▸ Aim of the task
Read the records below. Copy each line where the string "color" occurs.

▸ The input

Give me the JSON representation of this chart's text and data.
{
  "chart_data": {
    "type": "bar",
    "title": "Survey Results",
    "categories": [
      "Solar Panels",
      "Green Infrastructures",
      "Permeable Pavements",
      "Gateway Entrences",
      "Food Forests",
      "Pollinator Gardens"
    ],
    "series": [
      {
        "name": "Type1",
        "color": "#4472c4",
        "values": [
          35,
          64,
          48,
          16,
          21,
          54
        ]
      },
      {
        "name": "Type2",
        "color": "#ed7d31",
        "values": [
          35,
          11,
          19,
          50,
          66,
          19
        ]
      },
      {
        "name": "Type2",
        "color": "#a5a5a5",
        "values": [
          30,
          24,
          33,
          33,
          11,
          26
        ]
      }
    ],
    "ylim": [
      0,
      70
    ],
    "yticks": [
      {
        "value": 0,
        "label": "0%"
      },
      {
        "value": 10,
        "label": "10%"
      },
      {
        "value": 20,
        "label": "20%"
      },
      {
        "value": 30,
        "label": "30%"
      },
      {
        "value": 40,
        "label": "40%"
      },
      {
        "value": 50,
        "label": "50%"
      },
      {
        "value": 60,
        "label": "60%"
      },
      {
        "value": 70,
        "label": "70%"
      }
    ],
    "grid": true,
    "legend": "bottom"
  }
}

▸ Solution for this problem
        "color": "#4472c4",
        "color": "#ed7d31",
        "color": "#a5a5a5",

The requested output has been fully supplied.